> _What you are asked to do_
Reproduce the listing below verbatim.

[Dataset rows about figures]
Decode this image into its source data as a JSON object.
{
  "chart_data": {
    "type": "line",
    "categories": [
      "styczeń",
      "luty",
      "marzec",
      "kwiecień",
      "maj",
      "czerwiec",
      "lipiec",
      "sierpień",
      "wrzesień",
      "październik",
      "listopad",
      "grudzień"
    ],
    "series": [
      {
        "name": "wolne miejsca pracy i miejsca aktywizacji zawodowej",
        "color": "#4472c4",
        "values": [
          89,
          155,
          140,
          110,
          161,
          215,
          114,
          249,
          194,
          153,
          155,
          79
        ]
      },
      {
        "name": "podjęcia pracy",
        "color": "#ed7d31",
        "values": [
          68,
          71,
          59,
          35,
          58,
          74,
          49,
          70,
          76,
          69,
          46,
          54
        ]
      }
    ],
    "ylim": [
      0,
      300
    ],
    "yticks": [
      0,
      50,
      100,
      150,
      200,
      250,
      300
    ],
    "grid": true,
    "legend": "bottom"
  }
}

> _Written reply_
Decode this image into its source data as a JSON object.
{
  "chart_data": {
    "type": "line",
    "categories": [
      "styczeń",
      "luty",
      "marzec",
      "kwiecień",
      "maj",
      "czerwiec",
      "lipiec",
      "sierpień",
      "wrzesień",
      "październik",
      "listopad",
      "grudzień"
    ],
    "series": [
      {
        "name": "wolne miejsca pracy i miejsca aktywizacji zawodowej",
        "color": "#4472c4",
        "values": [
          89,
          155,
          140,
          110,
          161,
          215,
          114,
          249,
          194,
          153,
          155,
          79
        ]
      },
      {
        "name": "podjęcia pracy",
        "color": "#ed7d31",
        "values": [
          68,
          71,
          59,
          35,
          58,
          74,
          49,
          70,
          76,
          69,
          46,
          54
        ]
      }
    ],
    "ylim": [
      0,
      300
    ],
    "yticks": [
      0,
      50,
      100,
      150,
      200,
      250,
      300
    ],
    "grid": true,
    "legend": "bottom"
  }
}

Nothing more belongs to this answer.